What to do:
Scan the material for the word "this", and copy each line where it shows up.

Given information:
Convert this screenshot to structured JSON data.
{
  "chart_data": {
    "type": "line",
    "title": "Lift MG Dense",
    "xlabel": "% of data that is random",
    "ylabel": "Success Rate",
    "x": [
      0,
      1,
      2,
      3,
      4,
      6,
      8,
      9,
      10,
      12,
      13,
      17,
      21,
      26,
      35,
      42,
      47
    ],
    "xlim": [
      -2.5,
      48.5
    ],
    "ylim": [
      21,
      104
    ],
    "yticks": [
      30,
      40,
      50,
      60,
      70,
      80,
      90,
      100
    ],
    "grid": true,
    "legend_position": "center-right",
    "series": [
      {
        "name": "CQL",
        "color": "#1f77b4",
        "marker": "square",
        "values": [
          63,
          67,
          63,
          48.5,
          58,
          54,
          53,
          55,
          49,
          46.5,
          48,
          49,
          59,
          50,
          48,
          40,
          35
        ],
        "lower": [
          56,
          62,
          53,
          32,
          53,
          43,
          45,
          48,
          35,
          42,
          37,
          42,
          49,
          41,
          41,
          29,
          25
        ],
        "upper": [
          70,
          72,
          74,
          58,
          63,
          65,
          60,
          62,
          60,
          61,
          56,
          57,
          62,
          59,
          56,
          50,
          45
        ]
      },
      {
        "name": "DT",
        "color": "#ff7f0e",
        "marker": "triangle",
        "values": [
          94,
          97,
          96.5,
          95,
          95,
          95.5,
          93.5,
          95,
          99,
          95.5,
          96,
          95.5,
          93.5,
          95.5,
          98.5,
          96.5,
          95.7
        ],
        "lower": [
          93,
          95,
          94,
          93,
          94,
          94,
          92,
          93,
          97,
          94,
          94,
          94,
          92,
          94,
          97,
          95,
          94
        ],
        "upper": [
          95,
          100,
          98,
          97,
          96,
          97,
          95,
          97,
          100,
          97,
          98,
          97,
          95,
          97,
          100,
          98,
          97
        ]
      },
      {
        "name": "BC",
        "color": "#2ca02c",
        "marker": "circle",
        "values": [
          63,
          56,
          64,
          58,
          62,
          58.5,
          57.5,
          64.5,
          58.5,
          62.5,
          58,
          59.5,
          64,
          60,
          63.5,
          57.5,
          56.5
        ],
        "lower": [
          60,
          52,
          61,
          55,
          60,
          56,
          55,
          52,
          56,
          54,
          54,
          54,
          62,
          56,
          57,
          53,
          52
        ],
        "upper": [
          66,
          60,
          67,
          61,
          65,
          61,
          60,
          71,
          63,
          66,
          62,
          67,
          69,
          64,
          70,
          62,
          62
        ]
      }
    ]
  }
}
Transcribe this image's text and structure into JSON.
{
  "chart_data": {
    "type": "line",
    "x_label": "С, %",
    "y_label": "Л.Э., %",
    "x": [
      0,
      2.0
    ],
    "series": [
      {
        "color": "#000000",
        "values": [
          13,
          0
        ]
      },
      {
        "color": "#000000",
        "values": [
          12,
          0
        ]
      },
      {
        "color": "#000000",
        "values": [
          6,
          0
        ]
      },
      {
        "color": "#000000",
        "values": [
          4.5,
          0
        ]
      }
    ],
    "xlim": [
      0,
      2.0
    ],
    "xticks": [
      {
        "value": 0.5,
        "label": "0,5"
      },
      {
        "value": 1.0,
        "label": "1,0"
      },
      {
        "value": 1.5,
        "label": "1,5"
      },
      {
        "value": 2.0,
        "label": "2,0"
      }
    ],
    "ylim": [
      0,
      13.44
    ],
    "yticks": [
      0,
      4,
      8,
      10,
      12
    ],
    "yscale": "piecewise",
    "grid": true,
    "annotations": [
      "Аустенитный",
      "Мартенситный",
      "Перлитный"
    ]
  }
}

Answer below:
Convert this screenshot to structured JSON data.
Transcribe this image's text and structure into JSON.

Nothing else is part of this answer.